Records shown:
==========
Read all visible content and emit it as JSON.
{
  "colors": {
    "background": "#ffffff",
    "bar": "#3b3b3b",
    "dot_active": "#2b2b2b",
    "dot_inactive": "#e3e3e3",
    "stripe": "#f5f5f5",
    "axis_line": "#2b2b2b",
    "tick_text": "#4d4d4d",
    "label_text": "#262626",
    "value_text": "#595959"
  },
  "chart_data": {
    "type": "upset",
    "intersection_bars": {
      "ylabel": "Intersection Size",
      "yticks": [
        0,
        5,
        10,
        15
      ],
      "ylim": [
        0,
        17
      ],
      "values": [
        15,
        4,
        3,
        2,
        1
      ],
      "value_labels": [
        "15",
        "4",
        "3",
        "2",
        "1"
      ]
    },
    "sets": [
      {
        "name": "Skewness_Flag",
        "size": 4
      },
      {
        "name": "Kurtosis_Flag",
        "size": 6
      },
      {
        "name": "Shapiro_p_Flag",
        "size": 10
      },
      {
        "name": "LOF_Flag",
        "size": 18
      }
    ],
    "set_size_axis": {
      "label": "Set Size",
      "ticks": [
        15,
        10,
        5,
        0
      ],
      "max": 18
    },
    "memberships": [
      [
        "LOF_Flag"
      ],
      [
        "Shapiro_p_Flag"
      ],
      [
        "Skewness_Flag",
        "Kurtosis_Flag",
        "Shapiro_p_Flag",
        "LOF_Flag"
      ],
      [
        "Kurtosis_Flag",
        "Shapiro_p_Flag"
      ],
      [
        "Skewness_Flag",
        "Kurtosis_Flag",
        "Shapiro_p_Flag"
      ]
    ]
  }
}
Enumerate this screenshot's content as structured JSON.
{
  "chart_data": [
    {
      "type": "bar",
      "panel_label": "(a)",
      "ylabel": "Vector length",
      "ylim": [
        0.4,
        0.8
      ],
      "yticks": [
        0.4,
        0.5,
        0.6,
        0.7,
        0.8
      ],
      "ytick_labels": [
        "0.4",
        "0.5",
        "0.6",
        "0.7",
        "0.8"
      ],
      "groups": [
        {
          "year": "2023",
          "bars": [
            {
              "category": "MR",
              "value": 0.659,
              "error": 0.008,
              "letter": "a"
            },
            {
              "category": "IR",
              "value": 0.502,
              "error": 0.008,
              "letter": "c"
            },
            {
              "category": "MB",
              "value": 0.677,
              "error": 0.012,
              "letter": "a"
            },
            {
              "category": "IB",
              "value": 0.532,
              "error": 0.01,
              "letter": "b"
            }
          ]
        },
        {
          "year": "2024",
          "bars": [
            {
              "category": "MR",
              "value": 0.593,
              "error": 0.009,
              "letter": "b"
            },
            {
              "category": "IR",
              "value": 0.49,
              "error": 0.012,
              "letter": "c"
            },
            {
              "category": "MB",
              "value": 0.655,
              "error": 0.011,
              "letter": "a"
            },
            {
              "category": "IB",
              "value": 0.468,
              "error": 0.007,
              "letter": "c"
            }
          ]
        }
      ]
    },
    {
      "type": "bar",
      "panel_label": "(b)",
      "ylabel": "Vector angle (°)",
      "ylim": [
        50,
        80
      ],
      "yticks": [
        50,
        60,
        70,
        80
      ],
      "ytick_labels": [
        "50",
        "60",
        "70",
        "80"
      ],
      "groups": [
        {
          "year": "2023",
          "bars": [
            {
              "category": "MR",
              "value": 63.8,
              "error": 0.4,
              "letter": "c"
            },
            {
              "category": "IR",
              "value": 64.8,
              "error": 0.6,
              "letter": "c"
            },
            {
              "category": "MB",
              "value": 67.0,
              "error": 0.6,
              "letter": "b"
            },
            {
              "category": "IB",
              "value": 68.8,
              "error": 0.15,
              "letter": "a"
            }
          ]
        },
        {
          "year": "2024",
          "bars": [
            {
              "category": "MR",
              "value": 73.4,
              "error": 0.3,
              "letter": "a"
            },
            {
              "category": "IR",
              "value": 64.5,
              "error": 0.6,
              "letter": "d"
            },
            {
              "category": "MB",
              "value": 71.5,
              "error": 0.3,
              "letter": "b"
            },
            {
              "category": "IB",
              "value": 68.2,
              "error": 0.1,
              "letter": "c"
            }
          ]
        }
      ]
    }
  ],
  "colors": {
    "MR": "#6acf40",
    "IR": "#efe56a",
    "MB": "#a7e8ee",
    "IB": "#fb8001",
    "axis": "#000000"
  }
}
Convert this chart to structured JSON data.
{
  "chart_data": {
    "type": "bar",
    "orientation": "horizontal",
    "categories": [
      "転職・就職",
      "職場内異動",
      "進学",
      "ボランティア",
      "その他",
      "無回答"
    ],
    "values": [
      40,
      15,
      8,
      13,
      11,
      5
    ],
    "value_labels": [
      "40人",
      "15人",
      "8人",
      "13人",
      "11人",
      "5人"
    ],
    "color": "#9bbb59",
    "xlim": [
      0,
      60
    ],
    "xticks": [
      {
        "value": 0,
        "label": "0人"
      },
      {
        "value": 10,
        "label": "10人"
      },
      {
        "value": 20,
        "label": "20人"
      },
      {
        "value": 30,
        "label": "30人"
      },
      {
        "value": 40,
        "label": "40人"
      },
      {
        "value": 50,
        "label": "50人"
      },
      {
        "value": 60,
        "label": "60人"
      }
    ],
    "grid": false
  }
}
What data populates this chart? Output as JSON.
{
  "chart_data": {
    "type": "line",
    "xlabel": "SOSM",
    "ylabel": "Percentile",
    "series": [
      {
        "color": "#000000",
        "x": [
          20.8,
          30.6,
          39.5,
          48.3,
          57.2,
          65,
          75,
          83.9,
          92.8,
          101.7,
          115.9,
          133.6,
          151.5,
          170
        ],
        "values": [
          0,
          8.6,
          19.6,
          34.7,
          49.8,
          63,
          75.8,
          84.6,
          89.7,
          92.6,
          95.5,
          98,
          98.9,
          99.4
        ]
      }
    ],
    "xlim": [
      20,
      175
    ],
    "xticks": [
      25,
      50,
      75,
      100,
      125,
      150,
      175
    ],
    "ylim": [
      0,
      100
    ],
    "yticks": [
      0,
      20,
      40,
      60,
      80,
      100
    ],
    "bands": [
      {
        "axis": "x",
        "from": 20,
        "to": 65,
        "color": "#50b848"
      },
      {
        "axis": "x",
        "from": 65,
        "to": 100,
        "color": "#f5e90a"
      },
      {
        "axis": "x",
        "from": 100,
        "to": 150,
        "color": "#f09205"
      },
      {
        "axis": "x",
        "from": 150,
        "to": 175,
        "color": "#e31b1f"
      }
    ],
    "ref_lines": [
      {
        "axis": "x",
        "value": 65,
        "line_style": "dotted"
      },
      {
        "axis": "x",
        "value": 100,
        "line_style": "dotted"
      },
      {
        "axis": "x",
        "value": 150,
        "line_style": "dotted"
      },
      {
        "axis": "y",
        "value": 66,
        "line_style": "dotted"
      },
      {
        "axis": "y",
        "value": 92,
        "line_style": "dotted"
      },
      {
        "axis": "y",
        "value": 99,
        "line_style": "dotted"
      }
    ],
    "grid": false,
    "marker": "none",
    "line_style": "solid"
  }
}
==========
Aim of the exercise: Identify the lines of the entries containing the string "name". Copy each such line.

Written answer:
        "name": "Skewness_Flag",
        "name": "Kurtosis_Flag",
        "name": "Shapiro_p_Flag",
        "name": "LOF_Flag",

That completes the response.